**SUPPLIED DATA:**
____
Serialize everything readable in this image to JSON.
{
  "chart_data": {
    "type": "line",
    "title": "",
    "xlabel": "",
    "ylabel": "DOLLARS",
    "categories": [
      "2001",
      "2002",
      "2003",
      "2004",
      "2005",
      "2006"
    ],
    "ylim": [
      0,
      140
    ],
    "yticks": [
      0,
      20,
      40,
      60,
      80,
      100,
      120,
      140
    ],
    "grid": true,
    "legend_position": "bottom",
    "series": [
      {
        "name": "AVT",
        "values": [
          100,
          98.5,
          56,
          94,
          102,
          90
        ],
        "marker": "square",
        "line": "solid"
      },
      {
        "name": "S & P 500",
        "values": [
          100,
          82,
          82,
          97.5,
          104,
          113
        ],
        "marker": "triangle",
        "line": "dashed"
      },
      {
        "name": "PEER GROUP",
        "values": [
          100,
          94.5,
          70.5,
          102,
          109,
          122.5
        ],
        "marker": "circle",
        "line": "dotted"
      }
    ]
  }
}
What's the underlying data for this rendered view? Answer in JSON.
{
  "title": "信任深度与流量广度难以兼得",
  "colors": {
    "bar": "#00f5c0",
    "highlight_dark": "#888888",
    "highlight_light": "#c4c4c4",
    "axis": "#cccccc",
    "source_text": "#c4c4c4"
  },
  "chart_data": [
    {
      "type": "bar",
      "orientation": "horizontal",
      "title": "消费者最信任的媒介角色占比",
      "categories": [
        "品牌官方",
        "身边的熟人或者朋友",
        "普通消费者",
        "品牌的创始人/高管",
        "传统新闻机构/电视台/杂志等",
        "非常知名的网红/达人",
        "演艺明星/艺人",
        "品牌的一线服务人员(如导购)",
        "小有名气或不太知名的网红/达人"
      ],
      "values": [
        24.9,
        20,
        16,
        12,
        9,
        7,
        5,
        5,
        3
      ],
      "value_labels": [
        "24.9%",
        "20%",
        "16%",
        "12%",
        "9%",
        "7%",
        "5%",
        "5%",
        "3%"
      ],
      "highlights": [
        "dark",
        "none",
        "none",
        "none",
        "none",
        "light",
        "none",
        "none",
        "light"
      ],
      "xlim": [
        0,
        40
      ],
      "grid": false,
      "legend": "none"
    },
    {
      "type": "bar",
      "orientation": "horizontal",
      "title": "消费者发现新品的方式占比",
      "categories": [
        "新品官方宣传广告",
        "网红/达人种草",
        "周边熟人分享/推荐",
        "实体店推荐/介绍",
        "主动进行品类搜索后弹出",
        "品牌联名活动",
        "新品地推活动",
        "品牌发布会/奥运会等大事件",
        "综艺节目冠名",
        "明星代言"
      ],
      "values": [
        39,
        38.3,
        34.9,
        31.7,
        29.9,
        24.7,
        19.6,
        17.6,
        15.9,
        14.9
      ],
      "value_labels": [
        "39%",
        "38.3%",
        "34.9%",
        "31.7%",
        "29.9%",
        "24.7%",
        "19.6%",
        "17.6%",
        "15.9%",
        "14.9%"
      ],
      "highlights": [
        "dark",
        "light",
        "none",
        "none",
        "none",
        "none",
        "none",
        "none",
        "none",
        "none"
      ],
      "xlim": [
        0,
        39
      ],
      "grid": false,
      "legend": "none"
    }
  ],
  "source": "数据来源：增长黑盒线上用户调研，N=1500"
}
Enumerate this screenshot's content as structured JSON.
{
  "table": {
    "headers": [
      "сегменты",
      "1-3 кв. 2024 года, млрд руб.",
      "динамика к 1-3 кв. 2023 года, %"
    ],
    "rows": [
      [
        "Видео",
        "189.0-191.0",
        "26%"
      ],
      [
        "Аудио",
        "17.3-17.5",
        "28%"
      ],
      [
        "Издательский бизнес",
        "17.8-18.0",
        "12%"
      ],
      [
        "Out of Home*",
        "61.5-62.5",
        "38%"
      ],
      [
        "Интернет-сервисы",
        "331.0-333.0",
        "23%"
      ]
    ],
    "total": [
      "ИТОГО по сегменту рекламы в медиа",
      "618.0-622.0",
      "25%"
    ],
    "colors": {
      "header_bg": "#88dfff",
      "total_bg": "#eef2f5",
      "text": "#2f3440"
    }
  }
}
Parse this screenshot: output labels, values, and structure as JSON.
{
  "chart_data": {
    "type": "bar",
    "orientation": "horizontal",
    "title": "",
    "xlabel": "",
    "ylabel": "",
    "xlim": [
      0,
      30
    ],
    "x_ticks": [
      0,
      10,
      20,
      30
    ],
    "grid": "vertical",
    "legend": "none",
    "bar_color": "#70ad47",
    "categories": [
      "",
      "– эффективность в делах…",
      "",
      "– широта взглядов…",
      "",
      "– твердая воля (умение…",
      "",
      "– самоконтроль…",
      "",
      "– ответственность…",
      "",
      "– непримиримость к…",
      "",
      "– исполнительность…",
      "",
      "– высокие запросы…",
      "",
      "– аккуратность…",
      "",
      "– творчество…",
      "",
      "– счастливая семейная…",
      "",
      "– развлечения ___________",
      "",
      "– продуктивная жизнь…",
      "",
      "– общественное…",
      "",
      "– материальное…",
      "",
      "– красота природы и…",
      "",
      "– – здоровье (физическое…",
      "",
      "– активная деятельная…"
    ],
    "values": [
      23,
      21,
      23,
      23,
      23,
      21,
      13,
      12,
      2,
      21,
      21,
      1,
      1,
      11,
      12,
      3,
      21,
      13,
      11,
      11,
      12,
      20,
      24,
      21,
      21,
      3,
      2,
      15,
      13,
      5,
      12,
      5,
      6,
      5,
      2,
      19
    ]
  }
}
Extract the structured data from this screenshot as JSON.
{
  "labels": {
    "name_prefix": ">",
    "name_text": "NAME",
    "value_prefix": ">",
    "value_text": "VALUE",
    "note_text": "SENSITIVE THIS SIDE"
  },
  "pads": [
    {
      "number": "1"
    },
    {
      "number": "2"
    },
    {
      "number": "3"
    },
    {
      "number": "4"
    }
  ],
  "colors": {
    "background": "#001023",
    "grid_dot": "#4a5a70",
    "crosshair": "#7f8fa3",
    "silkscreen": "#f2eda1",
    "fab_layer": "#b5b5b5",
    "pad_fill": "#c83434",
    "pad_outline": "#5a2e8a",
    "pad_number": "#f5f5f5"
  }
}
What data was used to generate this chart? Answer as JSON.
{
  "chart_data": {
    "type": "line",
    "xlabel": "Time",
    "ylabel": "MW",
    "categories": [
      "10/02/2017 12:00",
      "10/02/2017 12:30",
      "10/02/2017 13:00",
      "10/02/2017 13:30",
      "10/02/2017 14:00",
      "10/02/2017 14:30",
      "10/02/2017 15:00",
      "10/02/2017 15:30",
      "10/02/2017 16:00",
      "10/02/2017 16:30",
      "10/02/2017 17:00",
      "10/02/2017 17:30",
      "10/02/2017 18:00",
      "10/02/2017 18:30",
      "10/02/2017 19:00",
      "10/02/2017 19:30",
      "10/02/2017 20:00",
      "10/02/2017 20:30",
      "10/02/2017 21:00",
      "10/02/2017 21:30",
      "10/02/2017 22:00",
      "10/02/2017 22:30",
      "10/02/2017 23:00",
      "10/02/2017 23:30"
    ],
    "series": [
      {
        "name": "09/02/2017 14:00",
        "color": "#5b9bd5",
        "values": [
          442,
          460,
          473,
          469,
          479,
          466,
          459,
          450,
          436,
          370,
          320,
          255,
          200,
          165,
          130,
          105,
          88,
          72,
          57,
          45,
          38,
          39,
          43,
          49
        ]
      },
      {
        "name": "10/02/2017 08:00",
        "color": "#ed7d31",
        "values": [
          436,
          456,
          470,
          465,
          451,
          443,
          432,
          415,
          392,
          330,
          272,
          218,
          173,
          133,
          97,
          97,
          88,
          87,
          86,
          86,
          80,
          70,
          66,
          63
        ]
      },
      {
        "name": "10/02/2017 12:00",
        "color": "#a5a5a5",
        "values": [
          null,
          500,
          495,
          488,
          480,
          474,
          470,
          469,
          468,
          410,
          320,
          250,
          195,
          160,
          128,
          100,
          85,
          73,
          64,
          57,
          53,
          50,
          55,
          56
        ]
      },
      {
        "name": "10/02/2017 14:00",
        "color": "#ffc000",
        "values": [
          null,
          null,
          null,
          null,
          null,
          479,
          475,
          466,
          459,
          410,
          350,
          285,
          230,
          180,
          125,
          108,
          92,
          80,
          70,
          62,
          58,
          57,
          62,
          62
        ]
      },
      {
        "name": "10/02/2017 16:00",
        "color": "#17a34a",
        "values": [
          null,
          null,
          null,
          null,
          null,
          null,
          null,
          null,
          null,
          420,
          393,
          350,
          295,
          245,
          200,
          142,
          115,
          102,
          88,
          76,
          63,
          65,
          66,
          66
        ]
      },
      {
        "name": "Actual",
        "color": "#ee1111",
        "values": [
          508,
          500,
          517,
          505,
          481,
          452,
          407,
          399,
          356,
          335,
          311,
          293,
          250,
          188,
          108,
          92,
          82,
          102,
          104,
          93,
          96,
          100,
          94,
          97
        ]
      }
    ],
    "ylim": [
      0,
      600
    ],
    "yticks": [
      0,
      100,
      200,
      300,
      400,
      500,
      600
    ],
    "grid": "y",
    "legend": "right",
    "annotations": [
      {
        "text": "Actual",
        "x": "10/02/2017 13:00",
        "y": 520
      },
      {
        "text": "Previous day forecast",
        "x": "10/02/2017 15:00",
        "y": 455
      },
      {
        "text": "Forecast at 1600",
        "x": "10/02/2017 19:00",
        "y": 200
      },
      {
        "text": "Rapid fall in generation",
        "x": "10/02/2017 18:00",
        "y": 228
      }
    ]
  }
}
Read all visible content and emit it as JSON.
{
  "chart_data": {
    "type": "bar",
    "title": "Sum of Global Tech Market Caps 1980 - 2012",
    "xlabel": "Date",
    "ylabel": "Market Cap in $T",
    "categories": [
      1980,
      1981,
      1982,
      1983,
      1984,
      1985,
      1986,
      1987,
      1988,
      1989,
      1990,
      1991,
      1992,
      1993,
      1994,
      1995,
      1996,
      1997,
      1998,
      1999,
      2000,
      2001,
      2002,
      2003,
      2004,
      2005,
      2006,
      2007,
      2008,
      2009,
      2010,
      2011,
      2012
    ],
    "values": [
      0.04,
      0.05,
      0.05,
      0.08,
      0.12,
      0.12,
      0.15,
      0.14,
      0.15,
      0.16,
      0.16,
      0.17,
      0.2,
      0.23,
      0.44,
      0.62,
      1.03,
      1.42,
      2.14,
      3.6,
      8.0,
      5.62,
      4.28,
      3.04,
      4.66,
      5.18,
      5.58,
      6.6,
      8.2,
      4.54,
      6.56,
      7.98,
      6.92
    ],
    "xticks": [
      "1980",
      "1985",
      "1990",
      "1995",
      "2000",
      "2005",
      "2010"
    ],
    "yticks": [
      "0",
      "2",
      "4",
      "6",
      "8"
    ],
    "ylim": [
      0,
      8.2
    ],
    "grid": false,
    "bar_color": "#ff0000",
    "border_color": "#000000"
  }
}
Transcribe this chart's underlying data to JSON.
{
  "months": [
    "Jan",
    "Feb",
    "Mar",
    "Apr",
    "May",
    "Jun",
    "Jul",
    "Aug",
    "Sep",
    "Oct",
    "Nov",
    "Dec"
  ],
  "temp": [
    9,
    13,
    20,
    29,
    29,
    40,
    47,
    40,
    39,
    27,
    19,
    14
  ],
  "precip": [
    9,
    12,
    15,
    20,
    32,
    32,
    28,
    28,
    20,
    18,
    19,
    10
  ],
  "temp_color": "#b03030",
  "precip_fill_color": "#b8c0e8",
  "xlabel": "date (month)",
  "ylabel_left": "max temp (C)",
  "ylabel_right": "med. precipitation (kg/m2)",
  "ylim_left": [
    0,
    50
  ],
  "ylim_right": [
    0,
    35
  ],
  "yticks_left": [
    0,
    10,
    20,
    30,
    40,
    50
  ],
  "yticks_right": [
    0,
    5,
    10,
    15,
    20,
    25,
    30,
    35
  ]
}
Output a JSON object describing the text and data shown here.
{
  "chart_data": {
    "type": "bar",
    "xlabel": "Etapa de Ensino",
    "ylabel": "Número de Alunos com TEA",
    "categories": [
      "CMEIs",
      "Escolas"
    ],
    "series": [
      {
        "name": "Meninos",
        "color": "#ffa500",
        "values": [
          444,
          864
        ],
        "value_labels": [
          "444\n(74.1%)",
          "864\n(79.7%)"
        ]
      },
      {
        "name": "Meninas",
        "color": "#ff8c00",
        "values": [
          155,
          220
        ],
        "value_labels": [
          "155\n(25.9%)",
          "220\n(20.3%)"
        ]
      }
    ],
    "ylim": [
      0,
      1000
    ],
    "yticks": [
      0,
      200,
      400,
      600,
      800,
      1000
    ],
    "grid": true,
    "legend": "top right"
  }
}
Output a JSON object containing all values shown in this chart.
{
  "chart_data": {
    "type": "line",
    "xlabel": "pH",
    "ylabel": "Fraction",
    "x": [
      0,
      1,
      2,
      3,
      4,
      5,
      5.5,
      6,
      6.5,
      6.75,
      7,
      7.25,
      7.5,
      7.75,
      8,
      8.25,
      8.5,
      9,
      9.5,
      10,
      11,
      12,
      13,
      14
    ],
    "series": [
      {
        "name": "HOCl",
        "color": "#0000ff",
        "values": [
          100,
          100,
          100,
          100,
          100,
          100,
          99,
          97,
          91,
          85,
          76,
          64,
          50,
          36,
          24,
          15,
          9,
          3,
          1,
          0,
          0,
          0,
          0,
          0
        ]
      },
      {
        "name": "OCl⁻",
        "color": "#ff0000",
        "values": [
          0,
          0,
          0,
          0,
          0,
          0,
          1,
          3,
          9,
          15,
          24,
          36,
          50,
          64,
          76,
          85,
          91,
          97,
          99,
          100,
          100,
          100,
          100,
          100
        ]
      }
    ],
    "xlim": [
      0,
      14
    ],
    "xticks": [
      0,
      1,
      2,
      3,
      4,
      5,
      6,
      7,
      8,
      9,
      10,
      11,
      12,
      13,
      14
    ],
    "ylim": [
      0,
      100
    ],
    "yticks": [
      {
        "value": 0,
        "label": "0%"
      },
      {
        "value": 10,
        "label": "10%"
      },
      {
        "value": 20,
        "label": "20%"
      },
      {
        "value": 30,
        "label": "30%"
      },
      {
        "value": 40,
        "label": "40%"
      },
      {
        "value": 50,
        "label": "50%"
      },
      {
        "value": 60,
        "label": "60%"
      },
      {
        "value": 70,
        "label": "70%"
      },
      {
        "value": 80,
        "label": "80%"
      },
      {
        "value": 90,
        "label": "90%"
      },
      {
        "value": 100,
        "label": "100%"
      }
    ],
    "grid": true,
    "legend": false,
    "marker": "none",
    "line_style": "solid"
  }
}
____
**WRITTEN REQUEST:** Tally the lines containing "object". Provide the number without any other words.

**EXERCISE OUTPUT:** 2